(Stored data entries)
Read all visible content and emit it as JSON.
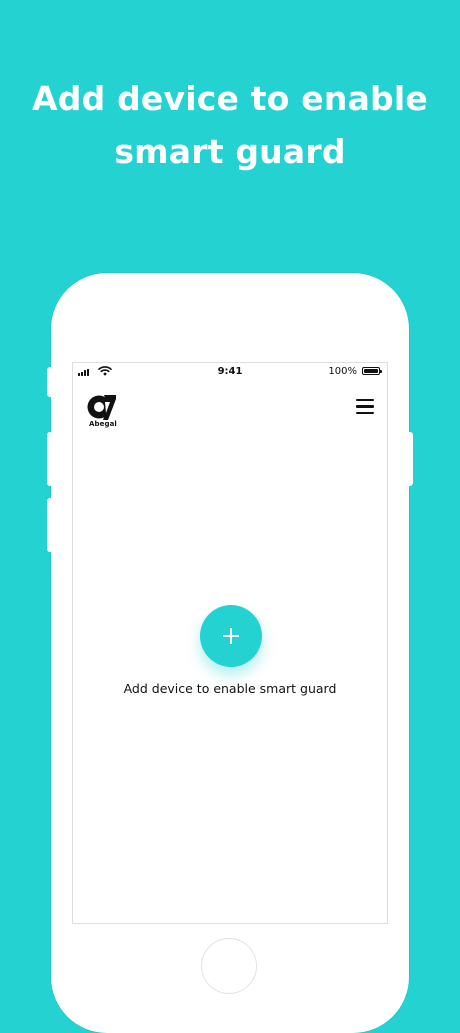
{
  "headline": "Add device to enable smart guard",
  "status_bar": {
    "time": "9:41",
    "battery_percent": "100%"
  },
  "app": {
    "logo_text": "Abegal",
    "empty_state_message": "Add device to enable smart guard"
  },
  "colors": {
    "background": "#25d2d2",
    "accent": "#25d2d2",
    "phone": "#ffffff"
  }
}
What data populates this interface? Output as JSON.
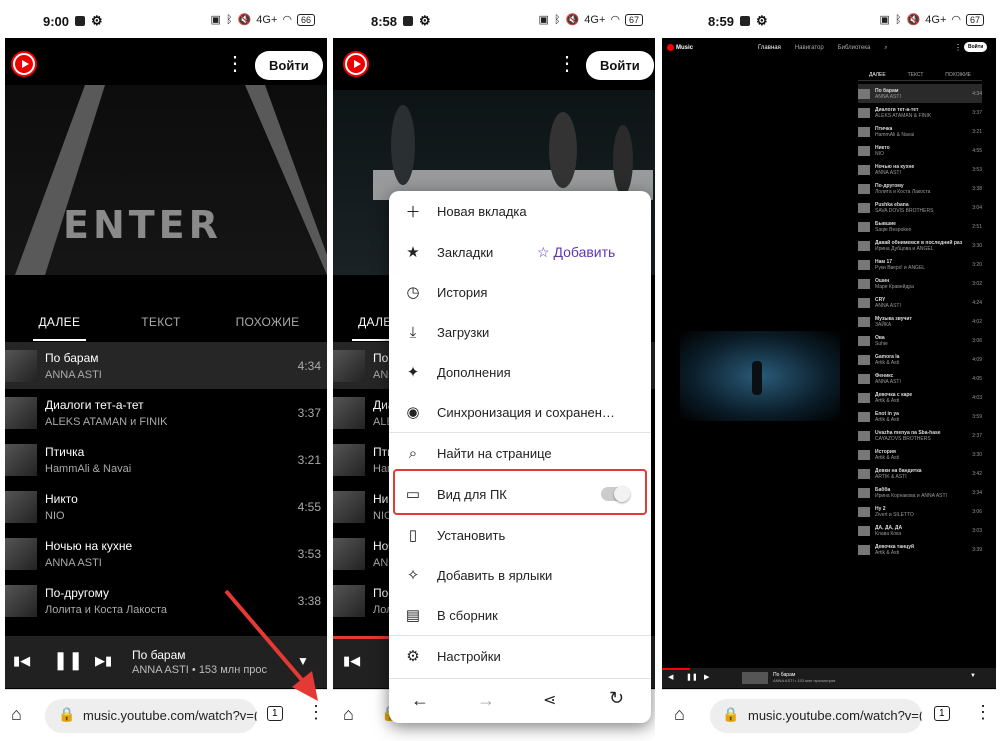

== EXERCISE DETAILS ==
The data above should be repeated exactly, minus any pictures.

== THE SOLUTION ==
Read all visible content and emit it as JSON.
{
  "headline": "Add device to enable smart guard",
  "status_bar": {
    "time": "9:41",
    "battery_percent": "100%"
  },
  "app": {
    "logo_text": "Abegal",
    "empty_state_message": "Add device to enable smart guard"
  },
  "colors": {
    "background": "#25d2d2",
    "accent": "#25d2d2",
    "phone": "#ffffff"
  }
}
What data populates this interface? Output as JSON.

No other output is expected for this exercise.